→ **What to do**
Please edit the entries from the line with "day-row[interactable]: 16. MONTAG MONDAY LUNDI 8." up to and including the line with "day-row[interactable]: 15. DONNERSTAG", changing "MONTAG" to "MO" and leaving the rest untouched, and return only those lines.
··· Input data ···
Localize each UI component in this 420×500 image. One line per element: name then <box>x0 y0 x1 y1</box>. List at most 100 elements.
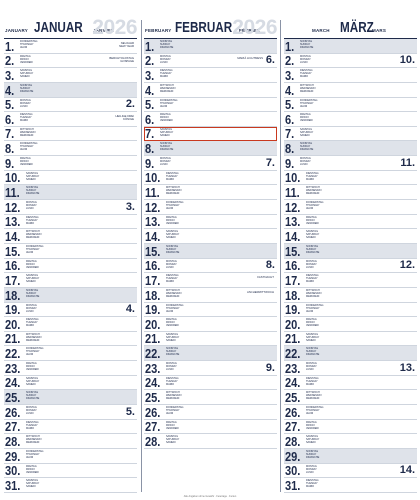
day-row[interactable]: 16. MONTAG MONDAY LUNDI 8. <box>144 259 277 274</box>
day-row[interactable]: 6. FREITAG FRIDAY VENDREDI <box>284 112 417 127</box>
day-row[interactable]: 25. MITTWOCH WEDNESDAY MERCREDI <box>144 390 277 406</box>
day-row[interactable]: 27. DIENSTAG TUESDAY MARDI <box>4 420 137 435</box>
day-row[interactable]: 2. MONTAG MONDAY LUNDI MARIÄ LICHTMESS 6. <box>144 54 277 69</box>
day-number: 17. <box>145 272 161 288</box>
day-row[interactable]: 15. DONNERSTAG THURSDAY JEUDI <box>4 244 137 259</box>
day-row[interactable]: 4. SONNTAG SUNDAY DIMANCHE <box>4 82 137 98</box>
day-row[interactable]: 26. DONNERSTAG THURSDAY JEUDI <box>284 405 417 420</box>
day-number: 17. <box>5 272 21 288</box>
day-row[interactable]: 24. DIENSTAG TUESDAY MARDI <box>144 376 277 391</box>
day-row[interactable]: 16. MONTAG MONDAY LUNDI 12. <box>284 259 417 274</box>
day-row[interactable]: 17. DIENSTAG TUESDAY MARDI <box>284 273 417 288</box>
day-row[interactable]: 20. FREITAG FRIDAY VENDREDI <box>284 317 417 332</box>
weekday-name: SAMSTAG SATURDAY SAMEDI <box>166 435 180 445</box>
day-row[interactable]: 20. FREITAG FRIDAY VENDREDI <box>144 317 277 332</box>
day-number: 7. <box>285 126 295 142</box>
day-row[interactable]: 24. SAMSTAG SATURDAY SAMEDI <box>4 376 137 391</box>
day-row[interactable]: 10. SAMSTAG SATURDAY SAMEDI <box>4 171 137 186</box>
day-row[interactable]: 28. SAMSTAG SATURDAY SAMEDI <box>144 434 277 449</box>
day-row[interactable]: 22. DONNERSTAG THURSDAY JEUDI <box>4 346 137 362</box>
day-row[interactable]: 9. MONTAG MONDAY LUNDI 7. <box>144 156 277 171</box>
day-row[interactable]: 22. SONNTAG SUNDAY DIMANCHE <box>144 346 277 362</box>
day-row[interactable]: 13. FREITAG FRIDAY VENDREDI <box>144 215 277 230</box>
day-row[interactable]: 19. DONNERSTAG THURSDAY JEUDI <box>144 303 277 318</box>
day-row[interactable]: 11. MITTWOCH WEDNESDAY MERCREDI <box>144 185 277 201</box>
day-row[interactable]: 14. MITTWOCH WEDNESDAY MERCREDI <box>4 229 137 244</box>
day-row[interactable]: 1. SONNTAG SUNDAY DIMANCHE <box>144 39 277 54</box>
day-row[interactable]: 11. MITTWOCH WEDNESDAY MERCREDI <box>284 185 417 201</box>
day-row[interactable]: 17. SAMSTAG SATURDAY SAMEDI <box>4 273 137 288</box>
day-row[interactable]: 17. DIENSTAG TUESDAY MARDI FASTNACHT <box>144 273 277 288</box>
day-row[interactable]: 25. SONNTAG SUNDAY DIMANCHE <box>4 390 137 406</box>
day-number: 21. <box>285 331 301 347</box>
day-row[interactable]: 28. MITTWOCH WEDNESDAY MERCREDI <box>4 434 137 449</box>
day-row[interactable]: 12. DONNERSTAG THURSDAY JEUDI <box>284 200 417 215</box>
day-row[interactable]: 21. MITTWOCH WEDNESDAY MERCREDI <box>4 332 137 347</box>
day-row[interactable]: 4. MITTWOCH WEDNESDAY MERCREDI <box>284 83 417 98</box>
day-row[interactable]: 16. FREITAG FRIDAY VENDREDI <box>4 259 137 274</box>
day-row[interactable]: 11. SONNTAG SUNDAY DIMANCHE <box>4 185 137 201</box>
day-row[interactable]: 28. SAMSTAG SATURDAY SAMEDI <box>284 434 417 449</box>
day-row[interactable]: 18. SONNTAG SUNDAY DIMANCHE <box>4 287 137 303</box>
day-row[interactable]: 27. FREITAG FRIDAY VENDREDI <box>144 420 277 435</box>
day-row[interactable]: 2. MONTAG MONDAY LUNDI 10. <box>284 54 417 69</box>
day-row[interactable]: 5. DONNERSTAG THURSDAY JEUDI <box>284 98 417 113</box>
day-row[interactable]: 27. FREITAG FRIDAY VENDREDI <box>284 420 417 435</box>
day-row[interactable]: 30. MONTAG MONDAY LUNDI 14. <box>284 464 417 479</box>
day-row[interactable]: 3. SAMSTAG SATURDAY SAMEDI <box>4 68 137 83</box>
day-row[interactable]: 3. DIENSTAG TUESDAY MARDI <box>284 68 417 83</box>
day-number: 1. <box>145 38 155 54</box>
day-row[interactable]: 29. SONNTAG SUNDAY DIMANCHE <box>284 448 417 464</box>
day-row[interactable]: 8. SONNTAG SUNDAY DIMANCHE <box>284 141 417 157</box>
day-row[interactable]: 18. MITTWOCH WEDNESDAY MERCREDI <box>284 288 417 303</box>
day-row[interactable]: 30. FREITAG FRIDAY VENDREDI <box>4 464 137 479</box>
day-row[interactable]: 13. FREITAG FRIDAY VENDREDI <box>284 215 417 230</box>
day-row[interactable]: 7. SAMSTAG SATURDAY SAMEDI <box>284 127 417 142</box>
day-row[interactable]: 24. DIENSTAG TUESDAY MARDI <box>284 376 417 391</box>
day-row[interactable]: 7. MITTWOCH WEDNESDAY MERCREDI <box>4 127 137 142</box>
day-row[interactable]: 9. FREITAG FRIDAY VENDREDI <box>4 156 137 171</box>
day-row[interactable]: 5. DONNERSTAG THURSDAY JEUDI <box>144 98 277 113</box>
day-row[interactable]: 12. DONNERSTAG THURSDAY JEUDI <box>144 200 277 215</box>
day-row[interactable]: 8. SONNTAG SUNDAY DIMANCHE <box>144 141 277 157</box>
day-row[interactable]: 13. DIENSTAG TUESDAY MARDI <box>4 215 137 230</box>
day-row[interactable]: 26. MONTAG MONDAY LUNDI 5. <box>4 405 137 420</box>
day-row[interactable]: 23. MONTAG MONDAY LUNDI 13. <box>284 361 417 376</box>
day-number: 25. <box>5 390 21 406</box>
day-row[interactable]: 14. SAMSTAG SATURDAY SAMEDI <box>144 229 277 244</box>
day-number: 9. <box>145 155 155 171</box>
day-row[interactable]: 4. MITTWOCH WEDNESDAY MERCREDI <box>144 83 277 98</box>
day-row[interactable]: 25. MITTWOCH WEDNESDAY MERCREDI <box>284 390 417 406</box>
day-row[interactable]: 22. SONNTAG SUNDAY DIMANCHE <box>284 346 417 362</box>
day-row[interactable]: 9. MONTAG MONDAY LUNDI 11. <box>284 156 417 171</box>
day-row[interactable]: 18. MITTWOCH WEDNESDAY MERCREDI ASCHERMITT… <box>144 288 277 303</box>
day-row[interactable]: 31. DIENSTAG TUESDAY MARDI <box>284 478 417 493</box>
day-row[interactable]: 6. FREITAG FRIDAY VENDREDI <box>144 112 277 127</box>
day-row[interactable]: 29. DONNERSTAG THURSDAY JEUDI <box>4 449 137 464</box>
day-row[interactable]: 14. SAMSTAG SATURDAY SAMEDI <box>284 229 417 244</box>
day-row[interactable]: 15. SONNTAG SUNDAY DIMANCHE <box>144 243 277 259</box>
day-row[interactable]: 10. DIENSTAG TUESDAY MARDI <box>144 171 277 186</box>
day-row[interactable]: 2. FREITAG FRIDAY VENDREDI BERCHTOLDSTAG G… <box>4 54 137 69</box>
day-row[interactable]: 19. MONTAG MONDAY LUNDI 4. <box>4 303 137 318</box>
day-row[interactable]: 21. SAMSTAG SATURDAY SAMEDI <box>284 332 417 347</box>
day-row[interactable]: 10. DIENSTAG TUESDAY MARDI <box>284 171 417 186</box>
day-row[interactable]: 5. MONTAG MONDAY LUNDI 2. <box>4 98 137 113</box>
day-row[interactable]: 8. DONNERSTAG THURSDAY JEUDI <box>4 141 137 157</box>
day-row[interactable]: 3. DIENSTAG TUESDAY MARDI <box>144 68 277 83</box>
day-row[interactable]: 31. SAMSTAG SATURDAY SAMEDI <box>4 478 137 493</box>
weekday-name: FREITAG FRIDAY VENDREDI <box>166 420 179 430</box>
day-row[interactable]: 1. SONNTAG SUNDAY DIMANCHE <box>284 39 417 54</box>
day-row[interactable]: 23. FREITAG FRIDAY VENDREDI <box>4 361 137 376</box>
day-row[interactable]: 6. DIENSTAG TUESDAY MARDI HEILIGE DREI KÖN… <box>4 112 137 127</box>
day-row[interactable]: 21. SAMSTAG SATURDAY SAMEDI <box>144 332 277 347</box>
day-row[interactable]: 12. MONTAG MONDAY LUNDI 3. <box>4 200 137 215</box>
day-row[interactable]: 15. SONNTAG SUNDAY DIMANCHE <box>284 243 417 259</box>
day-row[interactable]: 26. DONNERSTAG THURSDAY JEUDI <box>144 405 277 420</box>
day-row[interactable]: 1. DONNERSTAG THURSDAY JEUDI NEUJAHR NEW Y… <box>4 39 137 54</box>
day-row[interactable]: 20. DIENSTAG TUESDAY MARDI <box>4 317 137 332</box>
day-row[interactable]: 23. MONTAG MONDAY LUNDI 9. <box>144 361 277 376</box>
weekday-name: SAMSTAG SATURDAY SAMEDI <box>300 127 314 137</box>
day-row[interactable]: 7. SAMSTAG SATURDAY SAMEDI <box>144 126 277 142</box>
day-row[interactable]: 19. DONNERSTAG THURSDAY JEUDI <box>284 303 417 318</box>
···
→ **Solution to the problem**
day-row[interactable]: 16. MO MONDAY LUNDI 8. <box>144 259 277 274</box>
day-row[interactable]: 6. FREITAG FRIDAY VENDREDI <box>284 112 417 127</box>
day-row[interactable]: 25. MITTWOCH WEDNESDAY MERCREDI <box>144 390 277 406</box>
day-row[interactable]: 27. DIENSTAG TUESDAY MARDI <box>4 420 137 435</box>
day-row[interactable]: 2. MO MONDAY LUNDI MARIÄ LICHTMESS 6. <box>144 54 277 69</box>
day-number: 17. <box>145 272 161 288</box>
day-row[interactable]: 15. DONNERSTAG THURSDAY JEUDI <box>4 244 137 259</box>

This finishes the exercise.